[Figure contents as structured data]
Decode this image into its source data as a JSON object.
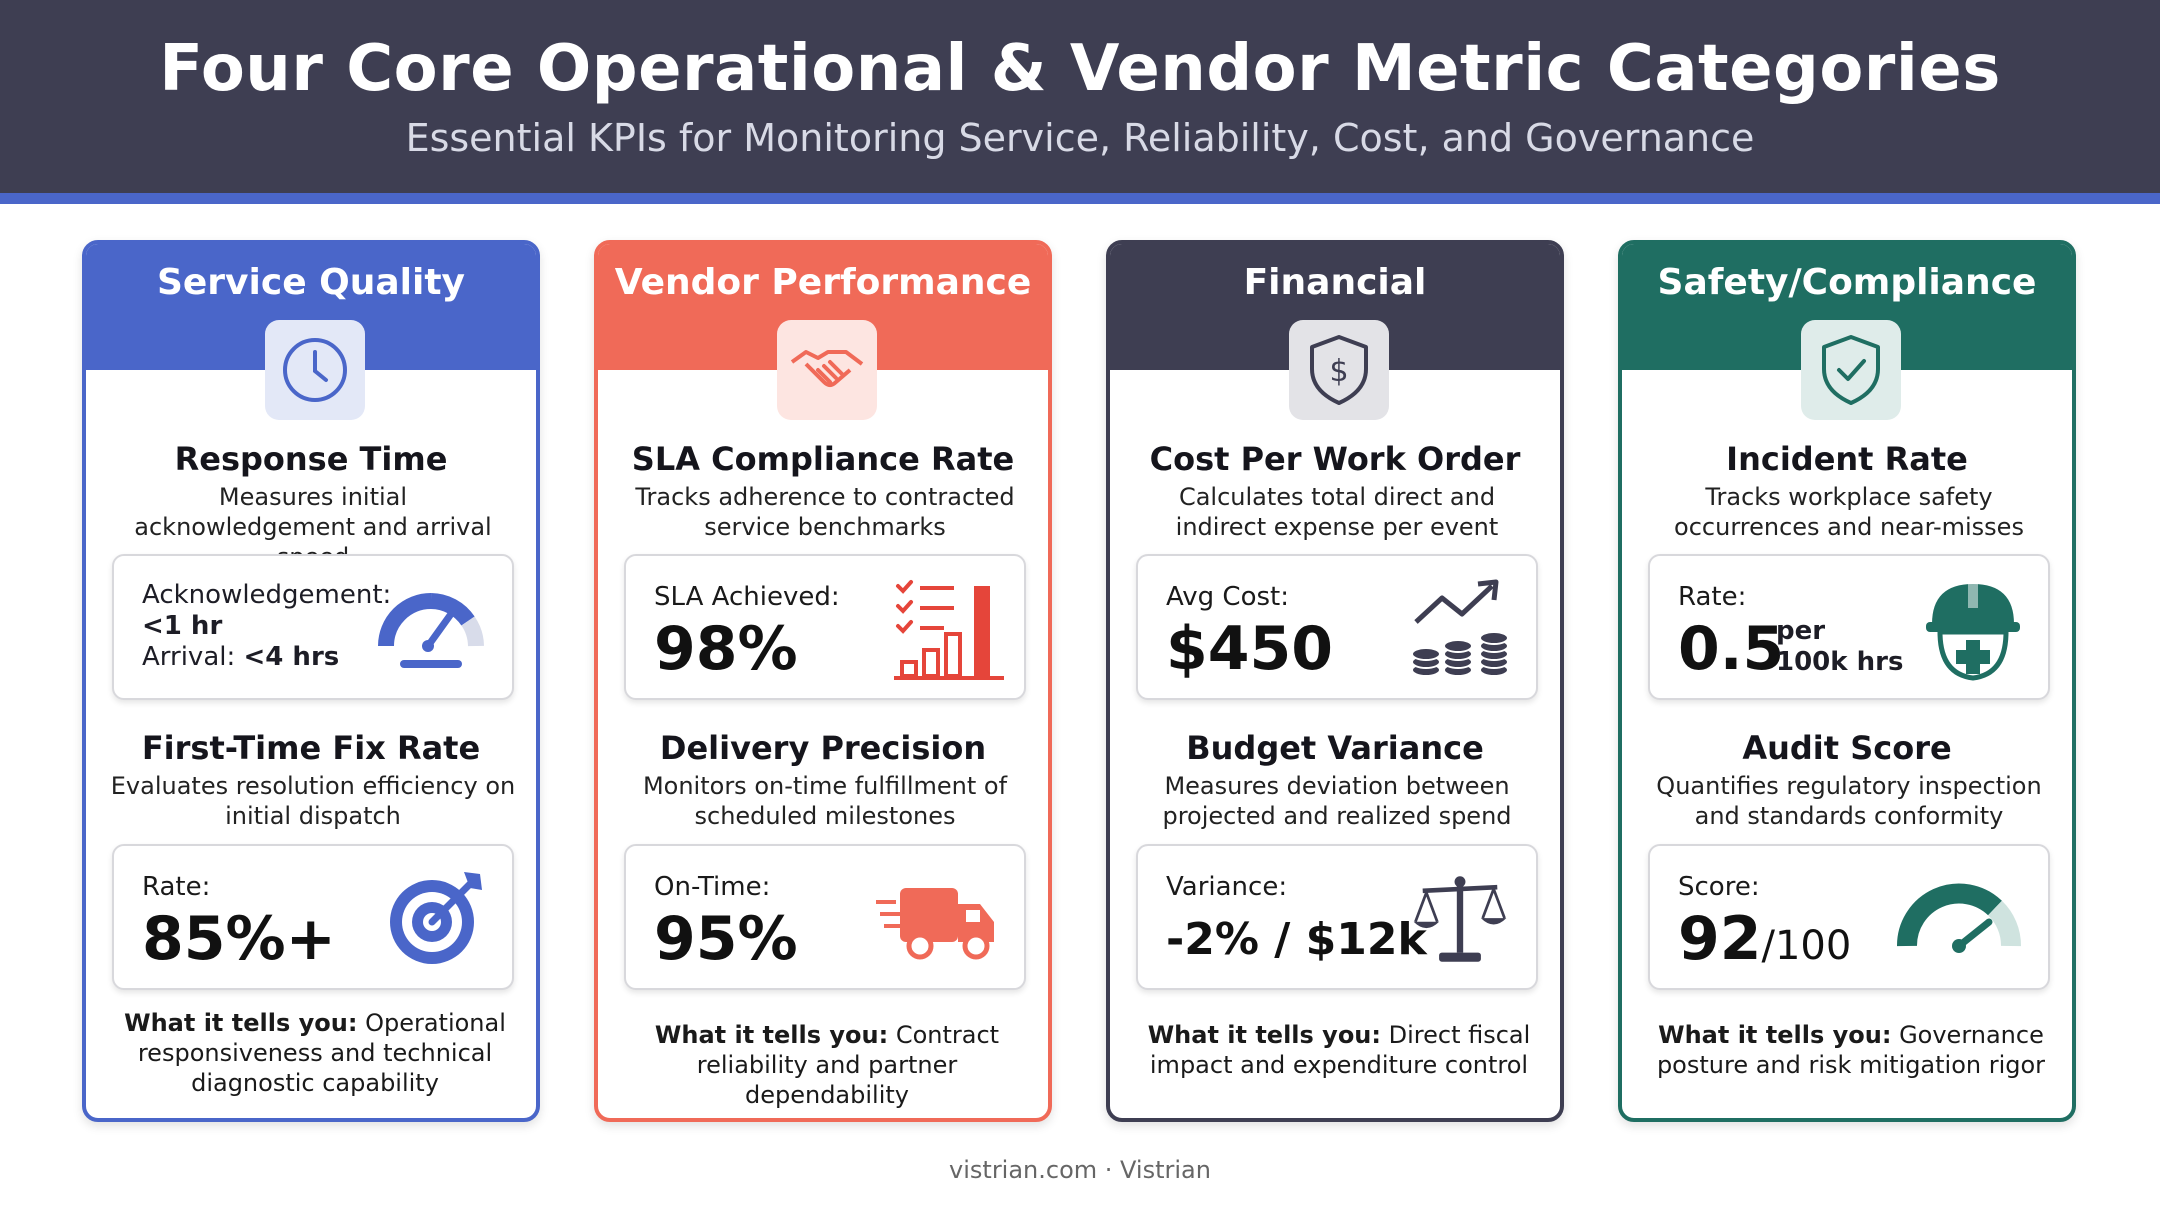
{
  "header": {
    "title": "Four Core Operational & Vendor Metric Categories",
    "subtitle": "Essential KPIs for Monitoring Service, Reliability, Cost, and Governance"
  },
  "colors": {
    "service": "#4a66c9",
    "vendor": "#f06a58",
    "financial": "#3e3e52",
    "safety": "#1f6e62"
  },
  "cards": [
    {
      "title": "Service Quality",
      "icon": "clock-icon",
      "m1": {
        "name": "Response Time",
        "desc": "Measures initial acknowledgement and arrival speed",
        "label1": "Acknowledgement:",
        "val1": "<1 hr",
        "label2": "Arrival:",
        "val2": "<4 hrs"
      },
      "m2": {
        "name": "First-Time Fix Rate",
        "desc": "Evaluates resolution efficiency on initial dispatch",
        "label": "Rate:",
        "value": "85%+"
      },
      "tells_label": "What it tells you:",
      "tells": "Operational responsiveness and technical diagnostic capability"
    },
    {
      "title": "Vendor Performance",
      "icon": "handshake-icon",
      "m1": {
        "name": "SLA Compliance Rate",
        "desc": "Tracks adherence to contracted service benchmarks",
        "label": "SLA Achieved:",
        "value": "98%"
      },
      "m2": {
        "name": "Delivery Precision",
        "desc": "Monitors on-time fulfillment of scheduled milestones",
        "label": "On-Time:",
        "value": "95%"
      },
      "tells_label": "What it tells you:",
      "tells": "Contract reliability and partner dependability"
    },
    {
      "title": "Financial",
      "icon": "dollar-shield-icon",
      "m1": {
        "name": "Cost Per Work Order",
        "desc": "Calculates total direct and indirect expense per event",
        "label": "Avg Cost:",
        "value": "$450"
      },
      "m2": {
        "name": "Budget Variance",
        "desc": "Measures deviation between projected and realized spend",
        "label": "Variance:",
        "value": "-2% / $12k"
      },
      "tells_label": "What it tells you:",
      "tells": "Direct fiscal impact and expenditure control"
    },
    {
      "title": "Safety/Compliance",
      "icon": "check-shield-icon",
      "m1": {
        "name": "Incident Rate",
        "desc": "Tracks workplace safety occurrences and near-misses",
        "label": "Rate:",
        "value": "0.5",
        "unit1": "per",
        "unit2": "100k hrs"
      },
      "m2": {
        "name": "Audit Score",
        "desc": "Quantifies regulatory inspection and standards conformity",
        "label": "Score:",
        "value": "92",
        "unit": "/100"
      },
      "tells_label": "What it tells you:",
      "tells": "Governance posture and risk mitigation rigor"
    }
  ],
  "footer": "vistrian.com · Vistrian"
}
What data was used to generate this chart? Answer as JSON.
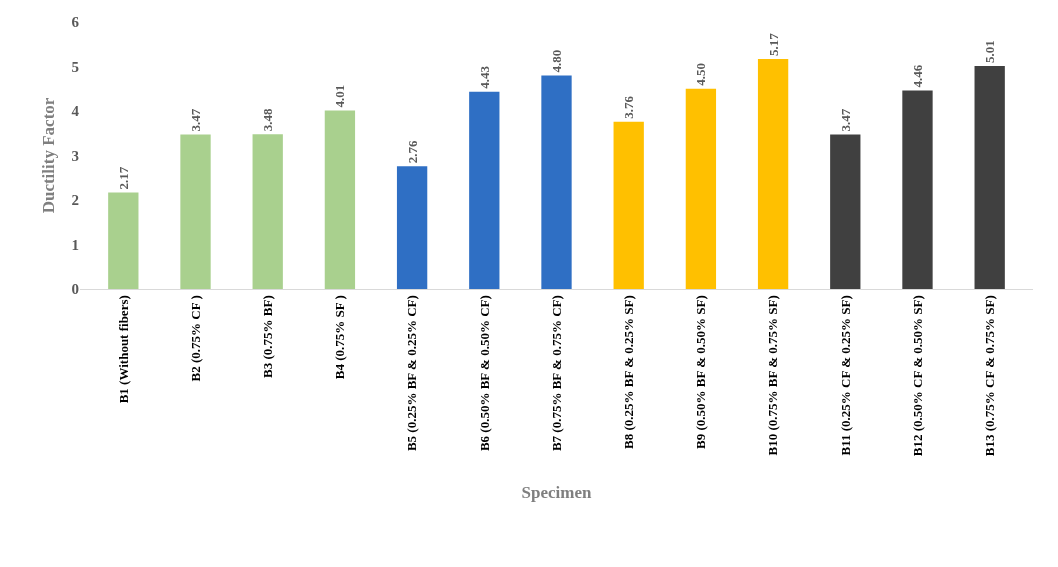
{
  "chart_data": {
    "type": "bar",
    "xlabel": "Specimen",
    "ylabel": "Ductility Factor",
    "categories": [
      "B1 (Without fibers)",
      "B2 (0.75% CF )",
      "B3 (0.75% BF)",
      "B4 (0.75% SF )",
      "B5 (0.25% BF & 0.25% CF)",
      "B6 (0.50% BF & 0.50% CF)",
      "B7 (0.75% BF & 0.75% CF)",
      "B8 (0.25% BF & 0.25% SF)",
      "B9 (0.50% BF & 0.50% SF)",
      "B10 (0.75% BF & 0.75% SF)",
      "B11 (0.25% CF & 0.25% SF)",
      "B12 (0.50% CF & 0.50% SF)",
      "B13 (0.75% CF & 0.75% SF)"
    ],
    "values": [
      2.17,
      3.47,
      3.48,
      4.01,
      2.76,
      4.43,
      4.8,
      3.76,
      4.5,
      5.17,
      3.47,
      4.46,
      5.01
    ],
    "value_labels": [
      "2.17",
      "3.47",
      "3.48",
      "4.01",
      "2.76",
      "4.43",
      "4.80",
      "3.76",
      "4.50",
      "5.17",
      "3.47",
      "4.46",
      "5.01"
    ],
    "colors": [
      "#a9d08e",
      "#a9d08e",
      "#a9d08e",
      "#a9d08e",
      "#2f6fc4",
      "#2f6fc4",
      "#2f6fc4",
      "#ffc000",
      "#ffc000",
      "#ffc000",
      "#404040",
      "#404040",
      "#404040"
    ],
    "ylim": [
      0,
      6
    ],
    "yticks": [
      0,
      1,
      2,
      3,
      4,
      5,
      6
    ]
  }
}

→ **INSTRUCTION**: Every record above must be given again exactly; drop the pictures.

→ **EXERCISE OUTPUT**:
Decode this image into its source data as a JSON object.
{
  "header": {
    "title": "Four Core Operational & Vendor Metric Categories",
    "subtitle": "Essential KPIs for Monitoring Service, Reliability, Cost, and Governance"
  },
  "colors": {
    "service": "#4a66c9",
    "vendor": "#f06a58",
    "financial": "#3e3e52",
    "safety": "#1f6e62"
  },
  "cards": [
    {
      "title": "Service Quality",
      "icon": "clock-icon",
      "m1": {
        "name": "Response Time",
        "desc": "Measures initial acknowledgement and arrival speed",
        "label1": "Acknowledgement:",
        "val1": "<1 hr",
        "label2": "Arrival:",
        "val2": "<4 hrs"
      },
      "m2": {
        "name": "First-Time Fix Rate",
        "desc": "Evaluates resolution efficiency on initial dispatch",
        "label": "Rate:",
        "value": "85%+"
      },
      "tells_label": "What it tells you:",
      "tells": "Operational responsiveness and technical diagnostic capability"
    },
    {
      "title": "Vendor Performance",
      "icon": "handshake-icon",
      "m1": {
        "name": "SLA Compliance Rate",
        "desc": "Tracks adherence to contracted service benchmarks",
        "label": "SLA Achieved:",
        "value": "98%"
      },
      "m2": {
        "name": "Delivery Precision",
        "desc": "Monitors on-time fulfillment of scheduled milestones",
        "label": "On-Time:",
        "value": "95%"
      },
      "tells_label": "What it tells you:",
      "tells": "Contract reliability and partner dependability"
    },
    {
      "title": "Financial",
      "icon": "dollar-shield-icon",
      "m1": {
        "name": "Cost Per Work Order",
        "desc": "Calculates total direct and indirect expense per event",
        "label": "Avg Cost:",
        "value": "$450"
      },
      "m2": {
        "name": "Budget Variance",
        "desc": "Measures deviation between projected and realized spend",
        "label": "Variance:",
        "value": "-2% / $12k"
      },
      "tells_label": "What it tells you:",
      "tells": "Direct fiscal impact and expenditure control"
    },
    {
      "title": "Safety/Compliance",
      "icon": "check-shield-icon",
      "m1": {
        "name": "Incident Rate",
        "desc": "Tracks workplace safety occurrences and near-misses",
        "label": "Rate:",
        "value": "0.5",
        "unit1": "per",
        "unit2": "100k hrs"
      },
      "m2": {
        "name": "Audit Score",
        "desc": "Quantifies regulatory inspection and standards conformity",
        "label": "Score:",
        "value": "92",
        "unit": "/100"
      },
      "tells_label": "What it tells you:",
      "tells": "Governance posture and risk mitigation rigor"
    }
  ],
  "footer": "vistrian.com · Vistrian"
}
What data was used to generate this chart? Answer as JSON.
{
  "chart_data": {
    "type": "bar",
    "xlabel": "Specimen",
    "ylabel": "Ductility Factor",
    "categories": [
      "B1 (Without fibers)",
      "B2 (0.75% CF )",
      "B3 (0.75% BF)",
      "B4 (0.75% SF )",
      "B5 (0.25% BF & 0.25% CF)",
      "B6 (0.50% BF & 0.50% CF)",
      "B7 (0.75% BF & 0.75% CF)",
      "B8 (0.25% BF & 0.25% SF)",
      "B9 (0.50% BF & 0.50% SF)",
      "B10 (0.75% BF & 0.75% SF)",
      "B11 (0.25% CF & 0.25% SF)",
      "B12 (0.50% CF & 0.50% SF)",
      "B13 (0.75% CF & 0.75% SF)"
    ],
    "values": [
      2.17,
      3.47,
      3.48,
      4.01,
      2.76,
      4.43,
      4.8,
      3.76,
      4.5,
      5.17,
      3.47,
      4.46,
      5.01
    ],
    "value_labels": [
      "2.17",
      "3.47",
      "3.48",
      "4.01",
      "2.76",
      "4.43",
      "4.80",
      "3.76",
      "4.50",
      "5.17",
      "3.47",
      "4.46",
      "5.01"
    ],
    "colors": [
      "#a9d08e",
      "#a9d08e",
      "#a9d08e",
      "#a9d08e",
      "#2f6fc4",
      "#2f6fc4",
      "#2f6fc4",
      "#ffc000",
      "#ffc000",
      "#ffc000",
      "#404040",
      "#404040",
      "#404040"
    ],
    "ylim": [
      0,
      6
    ],
    "yticks": [
      0,
      1,
      2,
      3,
      4,
      5,
      6
    ]
  }
}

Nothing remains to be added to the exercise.